INSTRUCTIONS TO FOLLOW =
Work through the data below and give the number of lines holding "title", nothing more.
— start ITEMS —
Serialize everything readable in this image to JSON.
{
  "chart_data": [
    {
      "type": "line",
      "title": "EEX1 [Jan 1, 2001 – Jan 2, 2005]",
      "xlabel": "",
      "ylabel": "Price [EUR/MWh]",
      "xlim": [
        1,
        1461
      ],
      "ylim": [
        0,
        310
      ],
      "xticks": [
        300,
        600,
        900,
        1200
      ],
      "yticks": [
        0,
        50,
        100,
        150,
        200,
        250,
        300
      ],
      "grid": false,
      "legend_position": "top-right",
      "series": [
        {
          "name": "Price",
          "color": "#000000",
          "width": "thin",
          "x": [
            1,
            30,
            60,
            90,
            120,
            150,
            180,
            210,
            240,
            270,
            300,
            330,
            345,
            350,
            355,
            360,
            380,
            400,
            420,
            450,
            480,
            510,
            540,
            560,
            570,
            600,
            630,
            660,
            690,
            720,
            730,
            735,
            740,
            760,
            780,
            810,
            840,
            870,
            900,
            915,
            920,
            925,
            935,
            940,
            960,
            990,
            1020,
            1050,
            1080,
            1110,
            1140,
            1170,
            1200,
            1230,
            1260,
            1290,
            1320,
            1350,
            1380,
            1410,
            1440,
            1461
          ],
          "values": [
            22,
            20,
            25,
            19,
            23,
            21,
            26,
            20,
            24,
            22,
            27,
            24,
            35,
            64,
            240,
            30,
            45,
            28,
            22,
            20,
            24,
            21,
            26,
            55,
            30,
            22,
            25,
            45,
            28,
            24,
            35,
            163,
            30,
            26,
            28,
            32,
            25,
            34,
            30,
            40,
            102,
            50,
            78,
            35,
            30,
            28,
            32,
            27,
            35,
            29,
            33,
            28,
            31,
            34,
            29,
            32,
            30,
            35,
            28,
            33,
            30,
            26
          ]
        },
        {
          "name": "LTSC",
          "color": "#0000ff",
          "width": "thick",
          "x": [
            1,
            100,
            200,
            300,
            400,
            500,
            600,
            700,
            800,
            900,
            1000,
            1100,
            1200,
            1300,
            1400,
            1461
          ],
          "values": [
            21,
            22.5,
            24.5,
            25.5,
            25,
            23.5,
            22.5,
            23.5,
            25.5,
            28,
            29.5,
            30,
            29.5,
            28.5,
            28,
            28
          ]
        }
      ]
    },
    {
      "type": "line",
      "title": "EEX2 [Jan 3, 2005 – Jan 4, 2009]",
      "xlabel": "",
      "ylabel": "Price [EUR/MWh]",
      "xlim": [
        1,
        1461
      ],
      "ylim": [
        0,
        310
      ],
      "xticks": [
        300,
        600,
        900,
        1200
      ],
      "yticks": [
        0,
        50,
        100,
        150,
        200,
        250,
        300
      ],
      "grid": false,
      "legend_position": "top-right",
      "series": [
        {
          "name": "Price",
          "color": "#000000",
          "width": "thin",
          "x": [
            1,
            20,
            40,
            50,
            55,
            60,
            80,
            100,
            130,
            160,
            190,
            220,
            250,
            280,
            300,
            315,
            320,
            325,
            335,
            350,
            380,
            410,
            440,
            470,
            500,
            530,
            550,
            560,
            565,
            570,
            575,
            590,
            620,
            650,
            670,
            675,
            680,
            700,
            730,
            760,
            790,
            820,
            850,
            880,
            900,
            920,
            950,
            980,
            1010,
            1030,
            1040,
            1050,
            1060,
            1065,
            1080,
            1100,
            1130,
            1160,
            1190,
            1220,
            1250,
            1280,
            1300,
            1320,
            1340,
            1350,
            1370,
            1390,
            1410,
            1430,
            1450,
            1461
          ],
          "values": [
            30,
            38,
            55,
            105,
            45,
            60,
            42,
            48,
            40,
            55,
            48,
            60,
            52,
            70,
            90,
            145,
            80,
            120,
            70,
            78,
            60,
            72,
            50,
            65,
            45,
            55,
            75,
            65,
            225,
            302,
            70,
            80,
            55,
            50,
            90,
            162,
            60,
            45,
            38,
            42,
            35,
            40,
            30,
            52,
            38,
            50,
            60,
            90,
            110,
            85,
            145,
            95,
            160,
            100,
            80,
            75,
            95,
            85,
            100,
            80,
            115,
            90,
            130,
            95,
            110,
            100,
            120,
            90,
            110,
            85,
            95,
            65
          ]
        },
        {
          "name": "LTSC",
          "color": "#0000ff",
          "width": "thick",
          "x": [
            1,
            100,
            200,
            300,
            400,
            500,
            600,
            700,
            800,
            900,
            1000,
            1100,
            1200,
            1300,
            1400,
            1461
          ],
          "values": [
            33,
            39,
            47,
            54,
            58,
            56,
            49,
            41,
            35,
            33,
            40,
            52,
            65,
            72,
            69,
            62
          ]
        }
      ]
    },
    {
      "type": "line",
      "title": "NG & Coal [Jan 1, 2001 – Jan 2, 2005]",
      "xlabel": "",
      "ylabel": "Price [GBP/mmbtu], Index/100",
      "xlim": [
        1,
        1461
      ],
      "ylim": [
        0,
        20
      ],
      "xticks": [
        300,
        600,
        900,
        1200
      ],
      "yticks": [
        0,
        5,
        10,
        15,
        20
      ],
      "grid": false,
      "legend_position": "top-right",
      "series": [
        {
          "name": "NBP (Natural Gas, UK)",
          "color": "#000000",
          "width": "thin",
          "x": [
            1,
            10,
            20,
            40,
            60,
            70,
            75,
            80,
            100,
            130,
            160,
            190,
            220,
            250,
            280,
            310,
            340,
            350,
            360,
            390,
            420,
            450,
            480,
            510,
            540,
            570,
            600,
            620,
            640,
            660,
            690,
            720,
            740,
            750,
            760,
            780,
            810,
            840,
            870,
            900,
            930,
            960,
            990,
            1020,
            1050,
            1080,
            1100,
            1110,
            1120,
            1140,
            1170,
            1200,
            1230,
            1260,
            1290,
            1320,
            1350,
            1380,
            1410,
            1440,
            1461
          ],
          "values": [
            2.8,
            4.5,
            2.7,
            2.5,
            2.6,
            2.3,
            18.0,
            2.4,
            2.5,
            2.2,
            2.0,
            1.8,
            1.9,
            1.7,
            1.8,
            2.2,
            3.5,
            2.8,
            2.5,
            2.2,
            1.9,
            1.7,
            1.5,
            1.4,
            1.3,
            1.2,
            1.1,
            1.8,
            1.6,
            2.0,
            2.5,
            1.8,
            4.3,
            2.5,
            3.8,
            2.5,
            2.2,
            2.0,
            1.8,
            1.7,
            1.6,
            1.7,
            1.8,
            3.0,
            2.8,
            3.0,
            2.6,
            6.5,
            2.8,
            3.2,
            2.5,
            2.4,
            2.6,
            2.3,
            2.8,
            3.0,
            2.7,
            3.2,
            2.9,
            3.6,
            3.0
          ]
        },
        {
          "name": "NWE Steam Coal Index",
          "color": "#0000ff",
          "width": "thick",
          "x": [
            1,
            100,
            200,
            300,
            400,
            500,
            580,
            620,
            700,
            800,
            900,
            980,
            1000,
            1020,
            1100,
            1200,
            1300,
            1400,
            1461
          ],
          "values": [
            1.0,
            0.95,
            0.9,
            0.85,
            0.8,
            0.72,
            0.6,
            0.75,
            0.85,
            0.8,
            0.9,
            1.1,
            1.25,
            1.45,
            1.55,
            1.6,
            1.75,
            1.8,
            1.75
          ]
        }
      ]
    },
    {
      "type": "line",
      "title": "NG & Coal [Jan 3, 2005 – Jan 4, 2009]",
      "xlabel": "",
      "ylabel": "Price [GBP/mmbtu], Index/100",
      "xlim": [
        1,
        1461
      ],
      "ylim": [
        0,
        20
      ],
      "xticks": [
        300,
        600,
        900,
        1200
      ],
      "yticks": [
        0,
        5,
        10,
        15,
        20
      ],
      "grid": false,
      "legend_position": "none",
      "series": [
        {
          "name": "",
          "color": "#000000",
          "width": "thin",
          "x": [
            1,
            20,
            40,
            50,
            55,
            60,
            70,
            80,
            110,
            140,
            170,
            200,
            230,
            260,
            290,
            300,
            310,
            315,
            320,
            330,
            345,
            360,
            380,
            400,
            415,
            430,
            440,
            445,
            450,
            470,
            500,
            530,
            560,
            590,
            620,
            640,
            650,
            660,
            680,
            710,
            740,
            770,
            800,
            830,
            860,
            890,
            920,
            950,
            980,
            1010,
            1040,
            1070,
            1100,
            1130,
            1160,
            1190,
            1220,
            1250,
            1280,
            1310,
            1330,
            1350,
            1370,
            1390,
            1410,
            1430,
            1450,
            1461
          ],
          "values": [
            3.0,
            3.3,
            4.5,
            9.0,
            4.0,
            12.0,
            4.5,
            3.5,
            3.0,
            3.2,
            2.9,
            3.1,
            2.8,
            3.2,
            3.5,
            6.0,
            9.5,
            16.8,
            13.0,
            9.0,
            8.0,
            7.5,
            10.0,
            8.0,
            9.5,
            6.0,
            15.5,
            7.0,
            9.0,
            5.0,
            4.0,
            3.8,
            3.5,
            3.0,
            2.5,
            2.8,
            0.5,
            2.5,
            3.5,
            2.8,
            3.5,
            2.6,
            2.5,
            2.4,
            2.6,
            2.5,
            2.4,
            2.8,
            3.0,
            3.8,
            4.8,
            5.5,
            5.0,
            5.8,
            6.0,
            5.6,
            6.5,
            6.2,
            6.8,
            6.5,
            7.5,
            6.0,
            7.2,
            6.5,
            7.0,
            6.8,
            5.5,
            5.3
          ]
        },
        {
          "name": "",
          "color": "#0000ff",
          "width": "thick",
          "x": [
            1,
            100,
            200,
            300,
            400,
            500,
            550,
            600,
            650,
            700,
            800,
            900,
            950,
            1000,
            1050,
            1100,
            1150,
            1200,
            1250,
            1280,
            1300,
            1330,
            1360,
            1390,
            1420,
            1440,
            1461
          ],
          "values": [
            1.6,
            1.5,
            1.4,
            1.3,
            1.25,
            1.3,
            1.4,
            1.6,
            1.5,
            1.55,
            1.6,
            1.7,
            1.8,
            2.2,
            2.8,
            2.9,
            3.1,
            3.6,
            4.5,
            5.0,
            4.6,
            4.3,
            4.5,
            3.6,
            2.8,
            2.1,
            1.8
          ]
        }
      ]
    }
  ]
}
— end ITEMS —
WRITTEN ANSWER =
4